Repeat the records in full and exactly, omitting pictures.

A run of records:
• • • • •

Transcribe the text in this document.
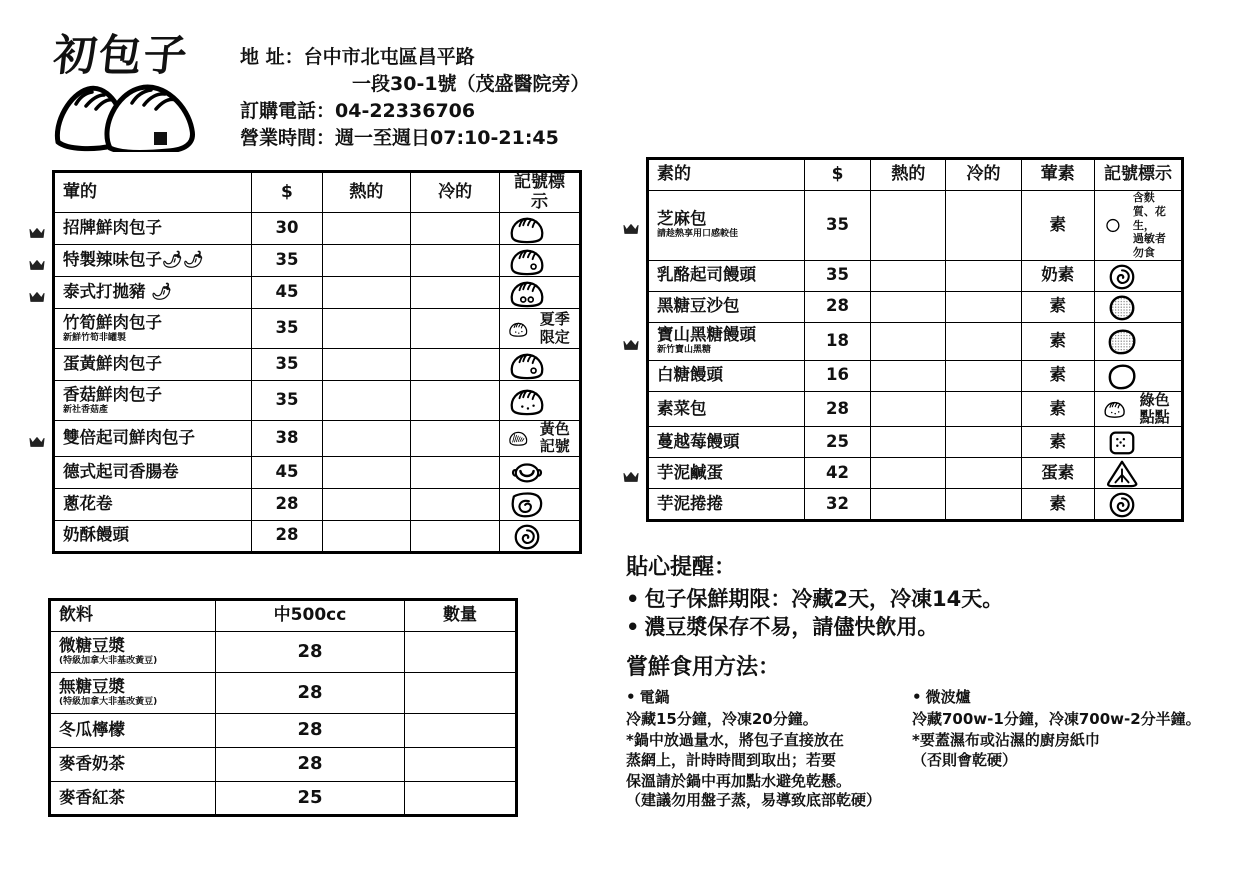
初包子	地 址：台中市北屯區昌平路
一段30-1號（茂盛醫院旁）
訂購電話：04-22336706
營業時間：週一至週日07:10-21:45
葷的	$	熱的	冷的	記號標示
招牌鮮肉包子	30			

特製辣味包子🌶🌶	35			

泰式打拋豬 🌶	45			

竹筍鮮肉包子
新鮮竹筍非罐製	35			夏季限定

蛋黃鮮肉包子	35			

香菇鮮肉包子
新社香菇產	35			

雙倍起司鮮肉包子	38			黃色記號

德式起司香腸卷	45			

蔥花卷	28			

奶酥饅頭	28			
素的	$	熱的	冷的	葷素	記號標示
芝麻包
請趁熱享用口感較佳	35			素	含麩質、花生，
過敏者勿食

乳酪起司饅頭	35			奶素	

黑糖豆沙包	28			素	

寶山黑糖饅頭
新竹寶山黑糖	18			素	

白糖饅頭	16			素	

素菜包	28			素	綠色點點

蔓越莓饅頭	25			素	

芋泥鹹蛋	42			蛋素	

芋泥捲捲	32			素	
飲料	中500cc	數量
微糖豆漿
(特級加拿大非基改黃豆)	28	
無糖豆漿
(特級加拿大非基改黃豆)	28	
冬瓜檸檬	28	
麥香奶茶	28	
麥香紅茶	25	
貼心提醒：
• 包子保鮮期限：冷藏2天，冷凍14天。
• 濃豆漿保存不易，請儘快飲用。
嘗鮮食用方法：
• 電鍋
冷藏15分鐘，冷凍20分鐘。
*鍋中放過量水，將包子直接放在
蒸網上，計時時間到取出；若要
保溫請於鍋中再加點水避免乾懸。
• 微波爐
冷藏700w-1分鐘，冷凍700w-2分半鐘。
*要蓋濕布或沾濕的廚房紙巾
（否則會乾硬）
（建議勿用盤子蒸，易導致底部乾硬）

• • • • •

RESULT OF THE EXERCISE:
Transcribe the text in this document.
初包子	地 址：台中市北屯區昌平路
一段30-1號（茂盛醫院旁）
訂購電話：04-22336706
營業時間：週一至週日07:10-21:45
葷的	$	熱的	冷的	記號標示
招牌鮮肉包子	30			

特製辣味包子🌶🌶	35			

泰式打拋豬 🌶	45			

竹筍鮮肉包子
新鮮竹筍非罐製	35			夏季限定

蛋黃鮮肉包子	35			

香菇鮮肉包子
新社香菇產	35			

雙倍起司鮮肉包子	38			黃色記號

德式起司香腸卷	45			

蔥花卷	28			

奶酥饅頭	28			
素的	$	熱的	冷的	葷素	記號標示
芝麻包
請趁熱享用口感較佳	35			素	含麩質、花生，
過敏者勿食

乳酪起司饅頭	35			奶素	

黑糖豆沙包	28			素	

寶山黑糖饅頭
新竹寶山黑糖	18			素	

白糖饅頭	16			素	

素菜包	28			素	綠色點點

蔓越莓饅頭	25			素	

芋泥鹹蛋	42			蛋素	

芋泥捲捲	32			素	
飲料	中500cc	數量
微糖豆漿
(特級加拿大非基改黃豆)	28	
無糖豆漿
(特級加拿大非基改黃豆)	28	
冬瓜檸檬	28	
麥香奶茶	28	
麥香紅茶	25	
貼心提醒：
• 包子保鮮期限：冷藏2天，冷凍14天。
• 濃豆漿保存不易，請儘快飲用。
嘗鮮食用方法：
• 電鍋
冷藏15分鐘，冷凍20分鐘。
*鍋中放過量水，將包子直接放在
蒸網上，計時時間到取出；若要
保溫請於鍋中再加點水避免乾懸。
• 微波爐
冷藏700w-1分鐘，冷凍700w-2分半鐘。
*要蓋濕布或沾濕的廚房紙巾
（否則會乾硬）
（建議勿用盤子蒸，易導致底部乾硬）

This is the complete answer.